Check every line below for the word "Citations" and show those that hold it.

----

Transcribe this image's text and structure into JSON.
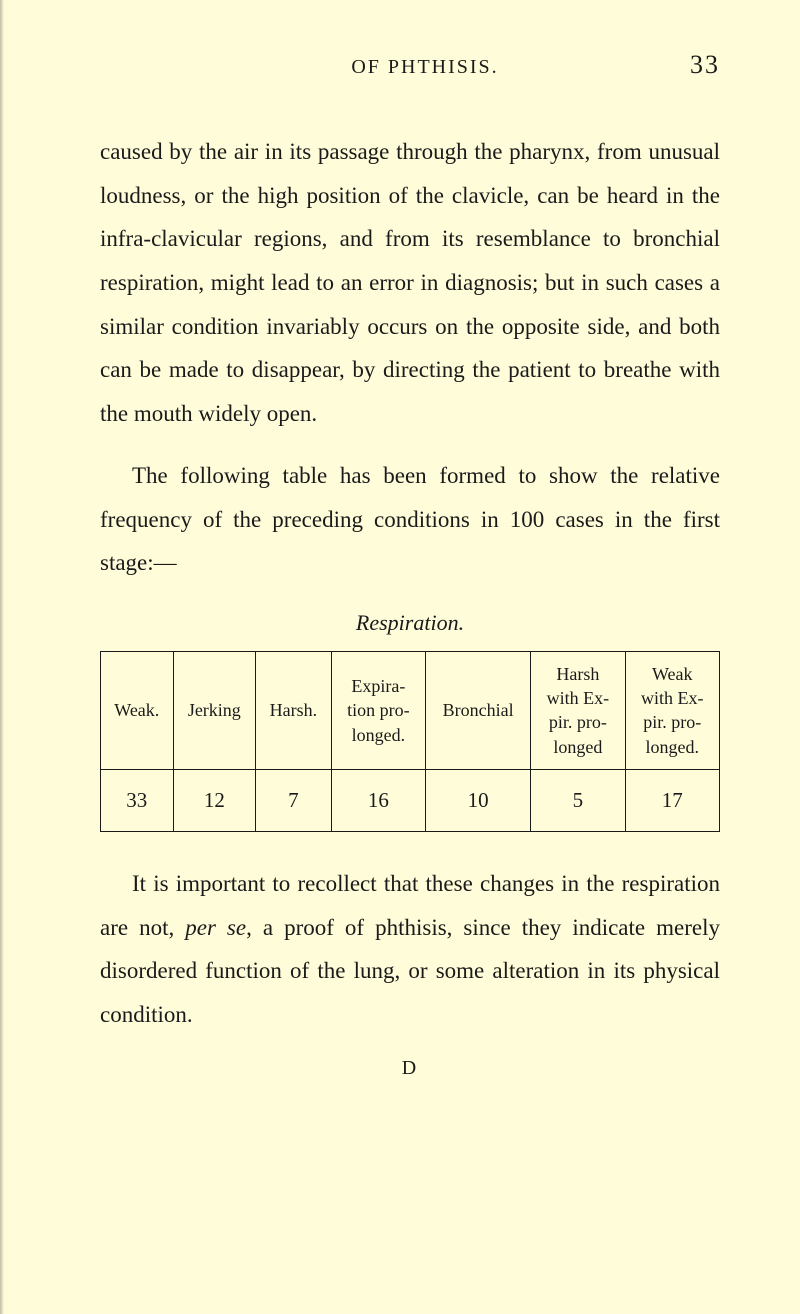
{
  "header": {
    "running_title": "OF PHTHISIS.",
    "page_number": "33"
  },
  "paragraphs": {
    "p1": "caused by the air in its passage through the pharynx, from unusual loudness, or the high position of the clavicle, can be heard in the infra-clavicular regions, and from its resemblance to bronchial respiration, might lead to an error in diagnosis; but in such cases a similar condition invariably occurs on the opposite side, and both can be made to disappear, by directing the patient to breathe with the mouth widely open.",
    "p2": "The following table has been formed to show the relative frequency of the preceding conditions in 100 cases in the first stage:—",
    "p3_pre": "It is important to recollect that these changes in the respiration are not, ",
    "p3_em": "per se",
    "p3_post": ", a proof of phthisis, since they indicate merely disordered function of the lung, or some alteration in its physical condition."
  },
  "table": {
    "title": "Respiration.",
    "columns": [
      "Weak.",
      "Jerking",
      "Harsh.",
      "Expira-\ntion pro-\nlonged.",
      "Bronchial",
      "Harsh\nwith Ex-\npir. pro-\nlonged",
      "Weak\nwith Ex-\npir. pro-\nlonged."
    ],
    "row": [
      "33",
      "12",
      "7",
      "16",
      "10",
      "5",
      "17"
    ]
  },
  "footer": {
    "signature": "D"
  },
  "style": {
    "background_color": "#fffcd9",
    "text_color": "#1a1a1a",
    "body_fontsize": 23,
    "header_fontsize": 20,
    "table_fontsize": 18,
    "border_color": "#1a1a1a"
  }
}
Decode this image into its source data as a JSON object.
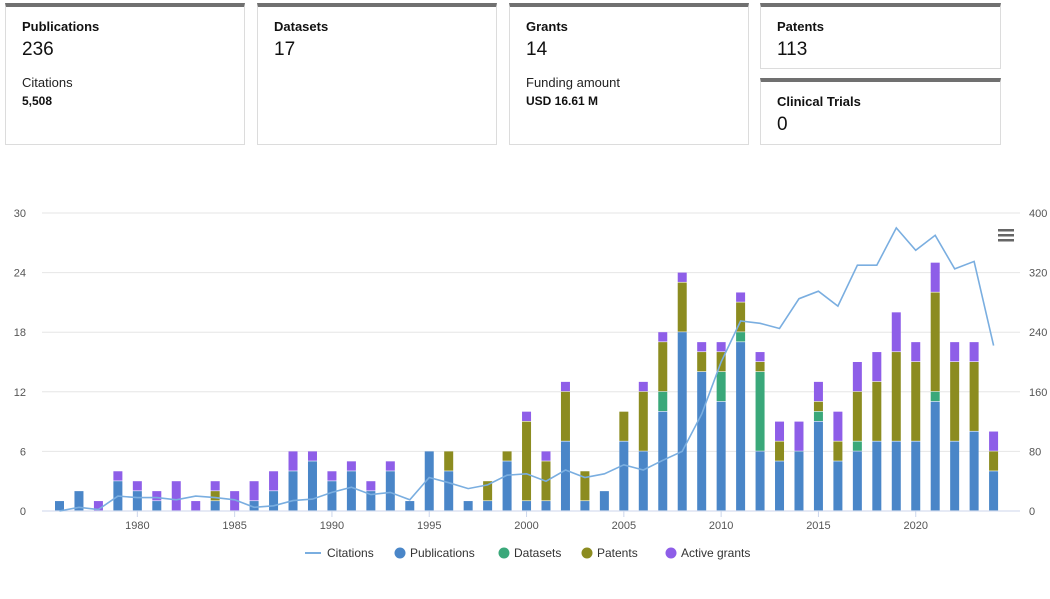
{
  "cards": {
    "publications": {
      "label": "Publications",
      "value": "236",
      "sub_label": "Citations",
      "sub_value": "5,508"
    },
    "datasets": {
      "label": "Datasets",
      "value": "17"
    },
    "grants": {
      "label": "Grants",
      "value": "14",
      "sub_label": "Funding amount",
      "sub_value": "USD 16.61 M"
    },
    "patents": {
      "label": "Patents",
      "value": "113"
    },
    "clinical_trials": {
      "label": "Clinical Trials",
      "value": "0"
    }
  },
  "menu_icon": "hamburger-menu-icon",
  "chart_data": {
    "type": "bar",
    "stacked": true,
    "years": [
      1976,
      1977,
      1978,
      1979,
      1980,
      1981,
      1982,
      1983,
      1984,
      1985,
      1986,
      1987,
      1988,
      1989,
      1990,
      1991,
      1992,
      1993,
      1994,
      1995,
      1996,
      1997,
      1998,
      1999,
      2000,
      2001,
      2002,
      2003,
      2004,
      2005,
      2006,
      2007,
      2008,
      2009,
      2010,
      2011,
      2012,
      2013,
      2014,
      2015,
      2016,
      2017,
      2018,
      2019,
      2020,
      2021,
      2022,
      2023,
      2024
    ],
    "x_ticks": [
      "1980",
      "1985",
      "1990",
      "1995",
      "2000",
      "2005",
      "2010",
      "2015",
      "2020"
    ],
    "y_left_ticks": [
      "0",
      "6",
      "12",
      "18",
      "24",
      "30"
    ],
    "y_right_ticks": [
      "0",
      "80",
      "160",
      "240",
      "320",
      "400"
    ],
    "ylim_left": [
      0,
      30
    ],
    "ylim_right": [
      0,
      400
    ],
    "series": [
      {
        "name": "Publications",
        "color": "#4a86c8",
        "values": [
          1,
          2,
          0,
          3,
          2,
          1,
          0,
          0,
          1,
          0,
          1,
          2,
          4,
          5,
          3,
          4,
          2,
          4,
          1,
          6,
          4,
          1,
          1,
          5,
          1,
          1,
          7,
          1,
          2,
          7,
          6,
          10,
          18,
          14,
          11,
          17,
          6,
          5,
          6,
          9,
          5,
          6,
          7,
          7,
          7,
          11,
          7,
          8,
          4
        ]
      },
      {
        "name": "Datasets",
        "color": "#3aa87a",
        "values": [
          0,
          0,
          0,
          0,
          0,
          0,
          0,
          0,
          0,
          0,
          0,
          0,
          0,
          0,
          0,
          0,
          0,
          0,
          0,
          0,
          0,
          0,
          0,
          0,
          0,
          0,
          0,
          0,
          0,
          0,
          0,
          2,
          0,
          0,
          3,
          1,
          8,
          0,
          0,
          1,
          0,
          1,
          0,
          0,
          0,
          1,
          0,
          0,
          0
        ]
      },
      {
        "name": "Patents",
        "color": "#8c8c20",
        "values": [
          0,
          0,
          0,
          0,
          0,
          0,
          0,
          0,
          1,
          0,
          0,
          0,
          0,
          0,
          0,
          0,
          0,
          0,
          0,
          0,
          2,
          0,
          2,
          1,
          8,
          4,
          5,
          3,
          0,
          3,
          6,
          5,
          5,
          2,
          2,
          3,
          1,
          2,
          0,
          1,
          2,
          5,
          6,
          9,
          8,
          10,
          8,
          7,
          2
        ]
      },
      {
        "name": "Active grants",
        "color": "#8e5ee8",
        "values": [
          0,
          0,
          1,
          1,
          1,
          1,
          3,
          1,
          1,
          2,
          2,
          2,
          2,
          1,
          1,
          1,
          1,
          1,
          0,
          0,
          0,
          0,
          0,
          0,
          1,
          1,
          1,
          0,
          0,
          0,
          1,
          1,
          1,
          1,
          1,
          1,
          1,
          2,
          3,
          2,
          3,
          3,
          3,
          4,
          2,
          3,
          2,
          2,
          2
        ]
      }
    ],
    "line": {
      "name": "Citations",
      "color": "#7aaee0",
      "axis": "right",
      "values": [
        0,
        5,
        2,
        20,
        18,
        18,
        15,
        20,
        18,
        15,
        5,
        7,
        14,
        16,
        25,
        32,
        22,
        25,
        15,
        45,
        38,
        30,
        35,
        48,
        50,
        40,
        55,
        45,
        50,
        62,
        55,
        68,
        80,
        130,
        200,
        255,
        252,
        245,
        285,
        295,
        275,
        330,
        330,
        380,
        350,
        370,
        325,
        335,
        222
      ]
    },
    "legend": [
      "Citations",
      "Publications",
      "Datasets",
      "Patents",
      "Active grants"
    ]
  }
}
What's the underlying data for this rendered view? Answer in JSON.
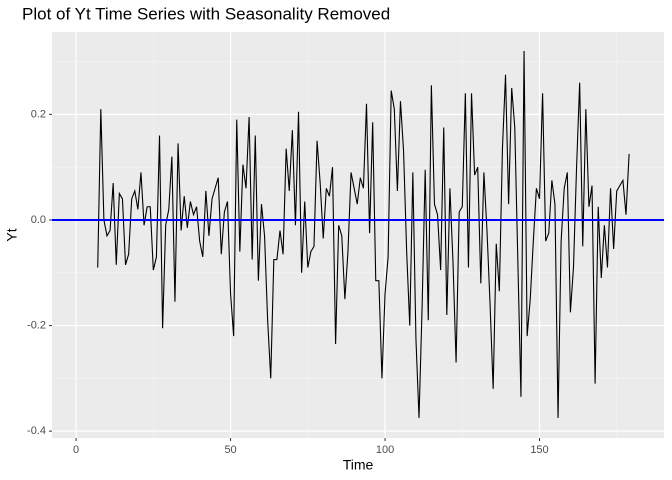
{
  "chart_data": {
    "type": "line",
    "title": "Plot of Yt Time Series with Seasonality Removed",
    "x_label": "Time",
    "y_label": "Yt",
    "x": [
      7,
      8,
      9,
      10,
      11,
      12,
      13,
      14,
      15,
      16,
      17,
      18,
      19,
      20,
      21,
      22,
      23,
      24,
      25,
      26,
      27,
      28,
      29,
      30,
      31,
      32,
      33,
      34,
      35,
      36,
      37,
      38,
      39,
      40,
      41,
      42,
      43,
      44,
      45,
      46,
      47,
      48,
      49,
      50,
      51,
      52,
      53,
      54,
      55,
      56,
      57,
      58,
      59,
      60,
      61,
      62,
      63,
      64,
      65,
      66,
      67,
      68,
      69,
      70,
      71,
      72,
      73,
      74,
      75,
      76,
      77,
      78,
      79,
      80,
      81,
      82,
      83,
      84,
      85,
      86,
      87,
      88,
      89,
      90,
      91,
      92,
      93,
      94,
      95,
      96,
      97,
      98,
      99,
      100,
      101,
      102,
      103,
      104,
      105,
      106,
      107,
      108,
      109,
      110,
      111,
      112,
      113,
      114,
      115,
      116,
      117,
      118,
      119,
      120,
      121,
      122,
      123,
      124,
      125,
      126,
      127,
      128,
      129,
      130,
      131,
      132,
      133,
      134,
      135,
      136,
      137,
      138,
      139,
      140,
      141,
      142,
      143,
      144,
      145,
      146,
      147,
      148,
      149,
      150,
      151,
      152,
      153,
      154,
      155,
      156,
      157,
      158,
      159,
      160,
      161,
      162,
      163,
      164,
      165,
      166,
      167,
      168,
      169,
      170,
      171,
      172,
      173,
      174,
      175,
      176,
      177,
      178,
      179
    ],
    "values": [
      -0.09,
      0.21,
      0.0,
      -0.03,
      -0.02,
      0.07,
      -0.085,
      0.05,
      0.04,
      -0.085,
      -0.065,
      0.04,
      0.055,
      0.02,
      0.09,
      -0.01,
      0.025,
      0.025,
      -0.095,
      -0.07,
      0.16,
      -0.205,
      -0.01,
      0.02,
      0.12,
      -0.155,
      0.145,
      -0.02,
      0.045,
      -0.015,
      0.035,
      0.01,
      0.025,
      -0.04,
      -0.07,
      0.055,
      -0.03,
      0.04,
      0.06,
      0.08,
      -0.065,
      0.015,
      0.035,
      -0.14,
      -0.22,
      0.19,
      -0.06,
      0.105,
      0.06,
      0.195,
      -0.075,
      0.16,
      -0.115,
      0.03,
      -0.03,
      -0.19,
      -0.3,
      -0.075,
      -0.075,
      -0.02,
      -0.065,
      0.135,
      0.055,
      0.17,
      -0.01,
      0.205,
      -0.1,
      0.035,
      -0.09,
      -0.06,
      -0.05,
      0.15,
      0.07,
      -0.035,
      0.06,
      0.045,
      0.1,
      -0.235,
      -0.01,
      -0.03,
      -0.15,
      -0.06,
      0.09,
      0.06,
      0.03,
      0.08,
      0.06,
      0.22,
      -0.025,
      0.185,
      -0.115,
      -0.115,
      -0.3,
      -0.14,
      -0.07,
      0.245,
      0.21,
      0.055,
      0.225,
      0.13,
      -0.06,
      -0.2,
      0.09,
      -0.225,
      -0.375,
      -0.165,
      0.095,
      -0.19,
      0.255,
      0.03,
      0.01,
      -0.095,
      0.175,
      -0.18,
      0.06,
      -0.08,
      -0.27,
      0.015,
      0.025,
      0.24,
      -0.09,
      0.24,
      0.085,
      0.1,
      -0.12,
      0.09,
      -0.02,
      -0.16,
      -0.32,
      -0.045,
      -0.135,
      0.135,
      0.275,
      0.03,
      0.25,
      0.175,
      -0.08,
      -0.335,
      0.32,
      -0.22,
      -0.15,
      -0.04,
      0.06,
      0.04,
      0.24,
      -0.04,
      -0.025,
      0.075,
      0.03,
      -0.375,
      -0.04,
      0.06,
      0.09,
      -0.175,
      -0.09,
      0.1,
      0.26,
      -0.05,
      0.21,
      0.025,
      0.065,
      -0.31,
      0.025,
      -0.11,
      -0.01,
      -0.09,
      0.06,
      -0.055,
      0.055,
      0.065,
      0.075,
      0.01,
      0.125
    ],
    "color": "#000000",
    "hline": {
      "value": 0,
      "color": "#0000ff"
    },
    "xlim": [
      -7.8,
      190.3
    ],
    "xticks": [
      0,
      50,
      100,
      150
    ],
    "ylim": [
      -0.413,
      0.356
    ],
    "yticks": [
      -0.4,
      -0.2,
      {
        "value": 0,
        "label": "0.0"
      },
      0.2
    ],
    "grid": true
  }
}
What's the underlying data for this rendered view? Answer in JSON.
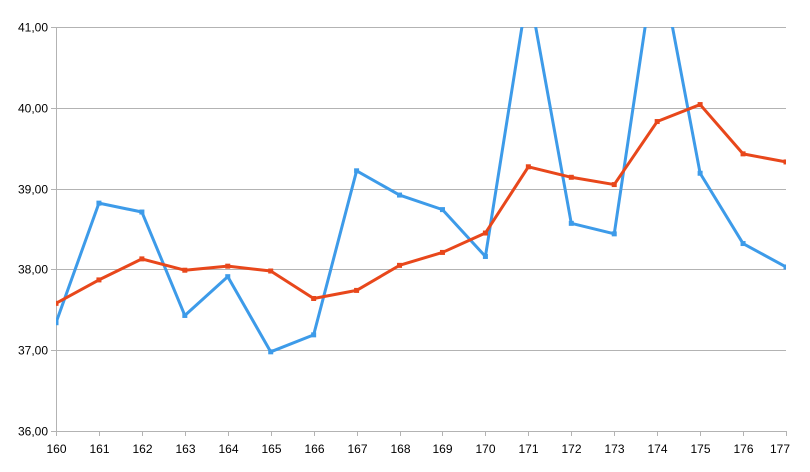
{
  "chart_data": {
    "type": "line",
    "title": "",
    "xlabel": "",
    "ylabel": "",
    "x": [
      160,
      161,
      162,
      163,
      164,
      165,
      166,
      167,
      168,
      169,
      170,
      171,
      172,
      173,
      174,
      175,
      176,
      177
    ],
    "x_tick_labels": [
      "160",
      "161",
      "162",
      "163",
      "164",
      "165",
      "166",
      "167",
      "168",
      "169",
      "170",
      "171",
      "172",
      "173",
      "174",
      "175",
      "176",
      "177"
    ],
    "ylim": [
      36,
      41
    ],
    "y_ticks": [
      36,
      37,
      38,
      39,
      40,
      41
    ],
    "y_tick_labels": [
      "36,00",
      "37,00",
      "38,00",
      "39,00",
      "40,00",
      "41,00"
    ],
    "grid": "horizontal",
    "legend": "none",
    "series": [
      {
        "color": "#3d9be9",
        "values": [
          37.34,
          38.82,
          38.71,
          37.43,
          37.91,
          36.98,
          37.19,
          39.22,
          38.92,
          38.74,
          38.16,
          41.5,
          38.57,
          38.44,
          42.0,
          39.19,
          38.32,
          38.03
        ]
      },
      {
        "color": "#e8471b",
        "values": [
          37.58,
          37.87,
          38.13,
          37.99,
          38.04,
          37.98,
          37.64,
          37.74,
          38.05,
          38.21,
          38.45,
          39.27,
          39.14,
          39.05,
          39.83,
          40.04,
          39.43,
          39.33
        ]
      }
    ]
  }
}
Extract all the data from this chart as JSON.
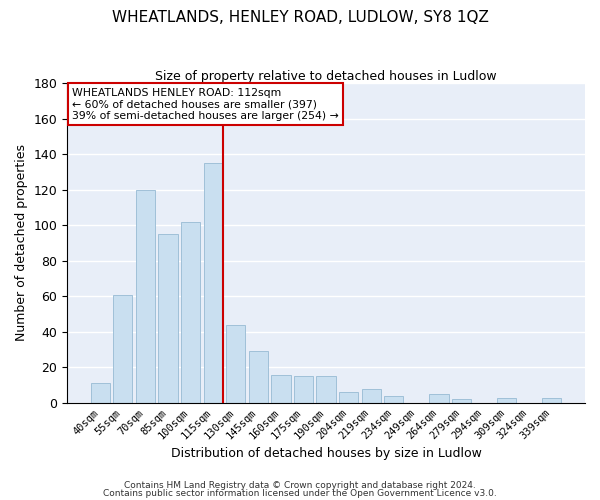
{
  "title": "WHEATLANDS, HENLEY ROAD, LUDLOW, SY8 1QZ",
  "subtitle": "Size of property relative to detached houses in Ludlow",
  "xlabel": "Distribution of detached houses by size in Ludlow",
  "ylabel": "Number of detached properties",
  "bar_labels": [
    "40sqm",
    "55sqm",
    "70sqm",
    "85sqm",
    "100sqm",
    "115sqm",
    "130sqm",
    "145sqm",
    "160sqm",
    "175sqm",
    "190sqm",
    "204sqm",
    "219sqm",
    "234sqm",
    "249sqm",
    "264sqm",
    "279sqm",
    "294sqm",
    "309sqm",
    "324sqm",
    "339sqm"
  ],
  "bar_values": [
    11,
    61,
    120,
    95,
    102,
    135,
    44,
    29,
    16,
    15,
    15,
    6,
    8,
    4,
    0,
    5,
    2,
    0,
    3,
    0,
    3
  ],
  "bar_color": "#c9dff0",
  "bar_edge_color": "#a0c0d8",
  "vline_bar_index": 5,
  "vline_color": "#cc0000",
  "ylim": [
    0,
    180
  ],
  "yticks": [
    0,
    20,
    40,
    60,
    80,
    100,
    120,
    140,
    160,
    180
  ],
  "annotation_title": "WHEATLANDS HENLEY ROAD: 112sqm",
  "annotation_line1": "← 60% of detached houses are smaller (397)",
  "annotation_line2": "39% of semi-detached houses are larger (254) →",
  "box_facecolor": "#ffffff",
  "box_edgecolor": "#cc0000",
  "footer1": "Contains HM Land Registry data © Crown copyright and database right 2024.",
  "footer2": "Contains public sector information licensed under the Open Government Licence v3.0.",
  "bg_color": "#ffffff",
  "plot_bg_color": "#e8eef8"
}
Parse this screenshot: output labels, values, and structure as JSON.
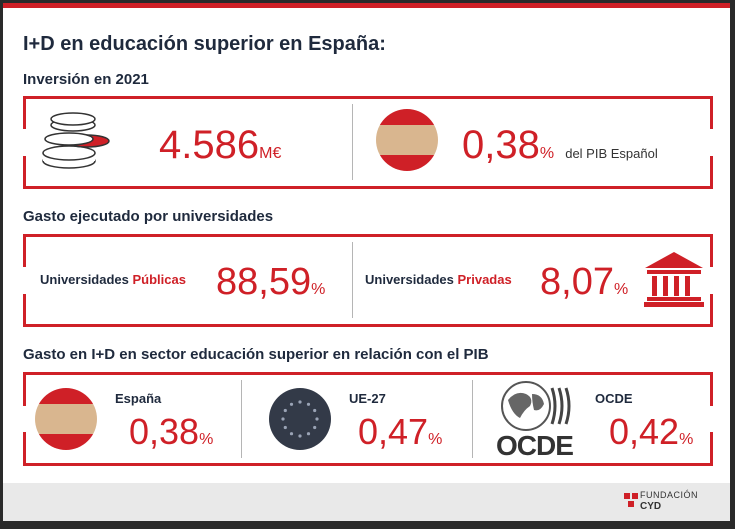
{
  "title": "I+D en educación superior en España:",
  "section1": {
    "heading": "Inversión en 2021",
    "amount_value": "4.586",
    "amount_unit": "M€",
    "pib_value": "0,38",
    "pib_unit": "%",
    "pib_note": "del PIB Español"
  },
  "section2": {
    "heading": "Gasto ejecutado por universidades",
    "public_label_prefix": "Universidades ",
    "public_label_accent": "Públicas",
    "public_value": "88,59",
    "public_unit": "%",
    "private_label_prefix": "Universidades ",
    "private_label_accent": "Privadas",
    "private_value": "8,07",
    "private_unit": "%"
  },
  "section3": {
    "heading": "Gasto en I+D en sector educación superior en relación con el PIB",
    "spain_label": "España",
    "spain_value": "0,38",
    "spain_unit": "%",
    "eu_label": "UE-27",
    "eu_value": "0,47",
    "eu_unit": "%",
    "ocde_label": "OCDE",
    "ocde_logo_text": "OCDE",
    "ocde_value": "0,42",
    "ocde_unit": "%"
  },
  "footer": {
    "brand_line1": "FUNDACIÓN",
    "brand_line2": "CYD"
  },
  "colors": {
    "accent": "#cf2027",
    "heading": "#1f2a3d",
    "flag_yellow": "#d9b68f",
    "eu_blue": "#333a48"
  }
}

----

> _Solution to this problem_
      "sub_label": "Citations",
      "name": "Citations",
      "Citations",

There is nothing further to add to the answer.